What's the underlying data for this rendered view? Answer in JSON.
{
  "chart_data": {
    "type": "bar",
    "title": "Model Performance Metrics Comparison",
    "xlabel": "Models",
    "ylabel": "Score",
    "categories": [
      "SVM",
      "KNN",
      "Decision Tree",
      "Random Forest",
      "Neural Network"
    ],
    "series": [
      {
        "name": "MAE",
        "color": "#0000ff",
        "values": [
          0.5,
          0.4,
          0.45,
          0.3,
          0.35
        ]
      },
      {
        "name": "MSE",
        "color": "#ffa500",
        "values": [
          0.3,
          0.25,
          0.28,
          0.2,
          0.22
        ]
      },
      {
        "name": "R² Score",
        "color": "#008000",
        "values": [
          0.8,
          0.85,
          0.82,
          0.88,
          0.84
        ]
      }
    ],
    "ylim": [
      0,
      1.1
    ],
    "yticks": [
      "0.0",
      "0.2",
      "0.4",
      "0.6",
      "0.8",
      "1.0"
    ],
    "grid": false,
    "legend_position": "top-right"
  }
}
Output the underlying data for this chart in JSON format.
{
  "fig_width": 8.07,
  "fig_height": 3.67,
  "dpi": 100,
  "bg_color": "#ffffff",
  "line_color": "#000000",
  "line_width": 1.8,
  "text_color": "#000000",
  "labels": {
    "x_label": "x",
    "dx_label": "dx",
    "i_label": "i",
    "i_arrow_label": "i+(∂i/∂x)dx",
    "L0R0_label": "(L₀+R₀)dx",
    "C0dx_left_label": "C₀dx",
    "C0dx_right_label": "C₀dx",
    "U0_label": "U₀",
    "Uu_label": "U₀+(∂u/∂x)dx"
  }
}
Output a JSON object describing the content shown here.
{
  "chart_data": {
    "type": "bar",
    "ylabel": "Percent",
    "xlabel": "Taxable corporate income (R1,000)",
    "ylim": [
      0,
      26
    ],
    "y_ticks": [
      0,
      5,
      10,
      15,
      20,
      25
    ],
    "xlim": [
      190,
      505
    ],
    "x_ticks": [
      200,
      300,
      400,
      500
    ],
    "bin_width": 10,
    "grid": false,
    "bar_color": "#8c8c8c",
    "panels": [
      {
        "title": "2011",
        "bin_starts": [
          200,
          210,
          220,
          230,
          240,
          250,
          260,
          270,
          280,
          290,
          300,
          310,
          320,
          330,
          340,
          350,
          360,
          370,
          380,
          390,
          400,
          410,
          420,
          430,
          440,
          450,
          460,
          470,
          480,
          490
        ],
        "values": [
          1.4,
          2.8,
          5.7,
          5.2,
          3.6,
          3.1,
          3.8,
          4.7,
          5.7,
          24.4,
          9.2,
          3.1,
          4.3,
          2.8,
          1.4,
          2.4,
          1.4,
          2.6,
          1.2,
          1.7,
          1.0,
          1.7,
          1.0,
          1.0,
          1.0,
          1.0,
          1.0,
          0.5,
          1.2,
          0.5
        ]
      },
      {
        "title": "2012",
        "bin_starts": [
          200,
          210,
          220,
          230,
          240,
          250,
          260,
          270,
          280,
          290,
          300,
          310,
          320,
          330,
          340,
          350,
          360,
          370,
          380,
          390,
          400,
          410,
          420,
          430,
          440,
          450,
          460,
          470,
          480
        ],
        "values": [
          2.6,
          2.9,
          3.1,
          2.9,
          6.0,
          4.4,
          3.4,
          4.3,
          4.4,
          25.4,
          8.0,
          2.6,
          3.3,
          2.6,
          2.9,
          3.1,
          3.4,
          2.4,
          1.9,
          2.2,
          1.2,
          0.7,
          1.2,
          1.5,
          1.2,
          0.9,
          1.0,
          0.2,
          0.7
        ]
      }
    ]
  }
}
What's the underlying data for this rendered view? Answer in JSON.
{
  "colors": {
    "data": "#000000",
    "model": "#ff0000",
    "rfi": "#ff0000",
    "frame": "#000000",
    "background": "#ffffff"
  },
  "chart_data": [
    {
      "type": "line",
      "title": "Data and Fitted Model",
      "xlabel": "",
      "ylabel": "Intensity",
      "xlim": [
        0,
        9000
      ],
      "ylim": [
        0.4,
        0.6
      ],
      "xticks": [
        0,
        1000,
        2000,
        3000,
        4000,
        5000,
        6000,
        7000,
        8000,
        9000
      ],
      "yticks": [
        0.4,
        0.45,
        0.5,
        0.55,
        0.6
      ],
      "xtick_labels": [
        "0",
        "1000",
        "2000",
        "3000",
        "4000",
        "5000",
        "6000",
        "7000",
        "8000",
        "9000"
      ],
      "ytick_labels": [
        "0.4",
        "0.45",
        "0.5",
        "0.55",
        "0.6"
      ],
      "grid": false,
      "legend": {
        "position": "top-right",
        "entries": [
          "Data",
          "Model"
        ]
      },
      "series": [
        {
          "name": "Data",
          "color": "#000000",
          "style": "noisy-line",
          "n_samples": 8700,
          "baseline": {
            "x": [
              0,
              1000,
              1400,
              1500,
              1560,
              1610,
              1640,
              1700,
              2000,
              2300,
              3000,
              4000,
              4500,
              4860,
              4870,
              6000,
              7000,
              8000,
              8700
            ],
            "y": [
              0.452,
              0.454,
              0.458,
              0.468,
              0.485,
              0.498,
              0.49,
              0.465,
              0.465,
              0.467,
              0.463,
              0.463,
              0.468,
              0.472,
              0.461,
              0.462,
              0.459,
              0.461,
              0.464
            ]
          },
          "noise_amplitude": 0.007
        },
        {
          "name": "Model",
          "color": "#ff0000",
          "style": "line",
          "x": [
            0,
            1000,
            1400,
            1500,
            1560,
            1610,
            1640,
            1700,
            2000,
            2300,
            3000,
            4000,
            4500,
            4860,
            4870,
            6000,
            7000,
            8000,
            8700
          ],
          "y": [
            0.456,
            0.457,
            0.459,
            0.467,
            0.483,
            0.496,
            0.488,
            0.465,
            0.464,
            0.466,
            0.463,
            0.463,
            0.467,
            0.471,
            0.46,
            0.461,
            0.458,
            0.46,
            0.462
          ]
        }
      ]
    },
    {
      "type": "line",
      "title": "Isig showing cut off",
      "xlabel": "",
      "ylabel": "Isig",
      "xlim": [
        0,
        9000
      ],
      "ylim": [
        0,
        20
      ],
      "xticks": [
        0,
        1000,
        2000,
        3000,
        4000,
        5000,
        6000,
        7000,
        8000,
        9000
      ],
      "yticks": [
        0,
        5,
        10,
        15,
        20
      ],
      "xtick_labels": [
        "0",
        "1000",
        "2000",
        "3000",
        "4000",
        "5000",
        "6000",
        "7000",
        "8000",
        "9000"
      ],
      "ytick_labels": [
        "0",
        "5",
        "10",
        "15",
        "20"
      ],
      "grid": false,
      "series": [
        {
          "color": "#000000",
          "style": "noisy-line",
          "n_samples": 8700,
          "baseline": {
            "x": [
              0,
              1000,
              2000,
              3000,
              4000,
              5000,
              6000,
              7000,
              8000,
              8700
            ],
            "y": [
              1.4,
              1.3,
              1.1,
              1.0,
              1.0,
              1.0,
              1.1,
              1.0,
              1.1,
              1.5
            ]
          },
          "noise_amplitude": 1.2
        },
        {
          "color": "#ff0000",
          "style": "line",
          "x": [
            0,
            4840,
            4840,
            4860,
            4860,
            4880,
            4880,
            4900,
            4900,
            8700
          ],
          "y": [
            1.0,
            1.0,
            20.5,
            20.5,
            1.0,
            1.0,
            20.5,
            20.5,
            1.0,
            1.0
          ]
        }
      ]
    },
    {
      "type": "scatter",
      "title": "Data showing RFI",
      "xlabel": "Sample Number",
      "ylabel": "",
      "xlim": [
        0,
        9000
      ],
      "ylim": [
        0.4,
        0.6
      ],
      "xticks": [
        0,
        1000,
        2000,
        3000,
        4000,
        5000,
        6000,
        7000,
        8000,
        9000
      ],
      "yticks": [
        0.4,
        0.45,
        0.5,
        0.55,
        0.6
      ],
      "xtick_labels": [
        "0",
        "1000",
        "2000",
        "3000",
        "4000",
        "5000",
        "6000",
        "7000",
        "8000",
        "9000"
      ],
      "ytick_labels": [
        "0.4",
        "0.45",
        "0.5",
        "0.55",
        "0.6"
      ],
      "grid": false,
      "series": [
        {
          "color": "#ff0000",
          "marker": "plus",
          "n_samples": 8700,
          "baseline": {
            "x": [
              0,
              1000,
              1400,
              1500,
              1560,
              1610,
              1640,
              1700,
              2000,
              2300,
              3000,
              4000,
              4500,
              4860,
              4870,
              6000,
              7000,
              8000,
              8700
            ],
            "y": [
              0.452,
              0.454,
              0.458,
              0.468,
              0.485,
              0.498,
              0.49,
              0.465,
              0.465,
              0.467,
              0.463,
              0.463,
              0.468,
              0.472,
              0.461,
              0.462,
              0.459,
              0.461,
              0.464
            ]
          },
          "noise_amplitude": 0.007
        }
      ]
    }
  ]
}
---*---
Your instructions:
Pull out all lines of the data with the string "showing".

Answer in full:
      "title": "Isig showing cut off",
      "title": "Data showing RFI",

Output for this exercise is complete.